> [EXERCISE PROMPT]
Transcribe all of the material exactly.
--*--
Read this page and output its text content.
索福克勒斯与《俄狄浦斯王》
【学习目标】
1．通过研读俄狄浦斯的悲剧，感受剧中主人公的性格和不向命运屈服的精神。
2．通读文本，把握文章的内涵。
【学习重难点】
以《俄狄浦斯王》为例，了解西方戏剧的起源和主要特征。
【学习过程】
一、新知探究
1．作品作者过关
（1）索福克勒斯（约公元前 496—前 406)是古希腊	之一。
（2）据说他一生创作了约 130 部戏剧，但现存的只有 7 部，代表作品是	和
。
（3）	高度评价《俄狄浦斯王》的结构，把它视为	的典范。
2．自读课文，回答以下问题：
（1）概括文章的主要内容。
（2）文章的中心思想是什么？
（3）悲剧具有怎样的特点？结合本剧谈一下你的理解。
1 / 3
--*--
> [WRITTEN RESPONSE]
Read this page and output its text content.
索福克勒斯与《俄狄浦斯王》
【学习目标】
1．通过研读俄狄浦斯的悲剧，感受剧中主人公的性格和不向命运屈服的精神。
2．通读文本，把握文章的内涵。
【学习重难点】
以《俄狄浦斯王》为例，了解西方戏剧的起源和主要特征。
【学习过程】
一、新知探究
1．作品作者过关
（1）索福克勒斯（约公元前 496—前 406)是古希腊	之一。
（2）据说他一生创作了约 130 部戏剧，但现存的只有 7 部，代表作品是	和
。
（3）	高度评价《俄狄浦斯王》的结构，把它视为	的典范。
2．自读课文，回答以下问题：
（1）概括文章的主要内容。
（2）文章的中心思想是什么？
（3）悲剧具有怎样的特点？结合本剧谈一下你的理解。
1 / 3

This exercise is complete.